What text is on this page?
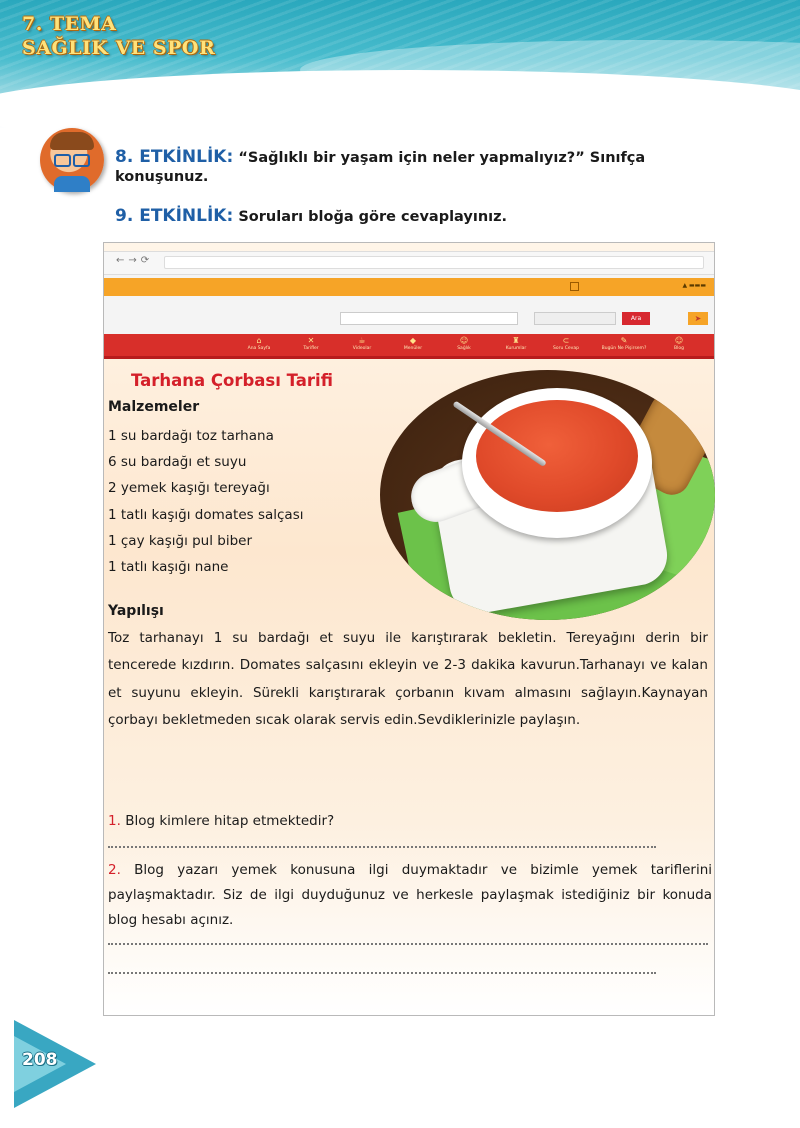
7. TEMA
SAĞLIK VE SPOR
8. ETKİNLİK: “Sağlıklı bir yaşam için neler yapmalıyız?” Sınıfça konuşunuz.
9. ETKİNLİK: Soruları bloğa göre cevaplayınız.
←→⟳
▲ ▬▬▬
Ara	➤
⌂
Ana Sayfa
✕
Tarifler
☕
Videolar
◆
Menüler
☺
Sağlık
♜
Kurumlar
⊂
Soru Cevap
✎
Bugün Ne Pişirsem?
☺
Blog
Tarhana Çorbası Tarifi
Malzemeler
1 su bardağı toz tarhana
6 su bardağı et suyu
2 yemek kaşığı tereyağı
1 tatlı kaşığı domates salçası
1 çay kaşığı pul biber
1 tatlı kaşığı nane
Yapılışı
Toz tarhanayı 1 su bardağı et suyu ile karıştırarak bekletin. Tereyağını derin bir tencerede kızdırın. Domates salçasını ekleyin ve 2-3 dakika kavurun.Tarhanayı ve kalan et suyunu ekleyin. Sürekli karıştırarak çorbanın kıvam almasını sağlayın.Kaynayan çorbayı bekletmeden sıcak olarak servis edin.Sevdiklerinizle paylaşın.
1. Blog kimlere hitap etmektedir?
2. Blog yazarı yemek konusuna ilgi duymaktadır ve bizimle yemek tariflerini paylaşmaktadır. Siz de ilgi duyduğunuz ve herkesle paylaşmak istediğiniz bir konuda blog hesabı açınız.
208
--------
Drop the pictures and reproduce the rest of the entries above exactly.

[EXPECTED ANSWER]:
What text is on this page?
7. TEMA
SAĞLIK VE SPOR
8. ETKİNLİK: “Sağlıklı bir yaşam için neler yapmalıyız?” Sınıfça konuşunuz.
9. ETKİNLİK: Soruları bloğa göre cevaplayınız.
←→⟳
▲ ▬▬▬
Ara	➤
⌂
Ana Sayfa
✕
Tarifler
☕
Videolar
◆
Menüler
☺
Sağlık
♜
Kurumlar
⊂
Soru Cevap
✎
Bugün Ne Pişirsem?
☺
Blog
Tarhana Çorbası Tarifi
Malzemeler
1 su bardağı toz tarhana
6 su bardağı et suyu
2 yemek kaşığı tereyağı
1 tatlı kaşığı domates salçası
1 çay kaşığı pul biber
1 tatlı kaşığı nane
Yapılışı
Toz tarhanayı 1 su bardağı et suyu ile karıştırarak bekletin. Tereyağını derin bir tencerede kızdırın. Domates salçasını ekleyin ve 2-3 dakika kavurun.Tarhanayı ve kalan et suyunu ekleyin. Sürekli karıştırarak çorbanın kıvam almasını sağlayın.Kaynayan çorbayı bekletmeden sıcak olarak servis edin.Sevdiklerinizle paylaşın.
1. Blog kimlere hitap etmektedir?
2. Blog yazarı yemek konusuna ilgi duymaktadır ve bizimle yemek tariflerini paylaşmaktadır. Siz de ilgi duyduğunuz ve herkesle paylaşmak istediğiniz bir konuda blog hesabı açınız.
208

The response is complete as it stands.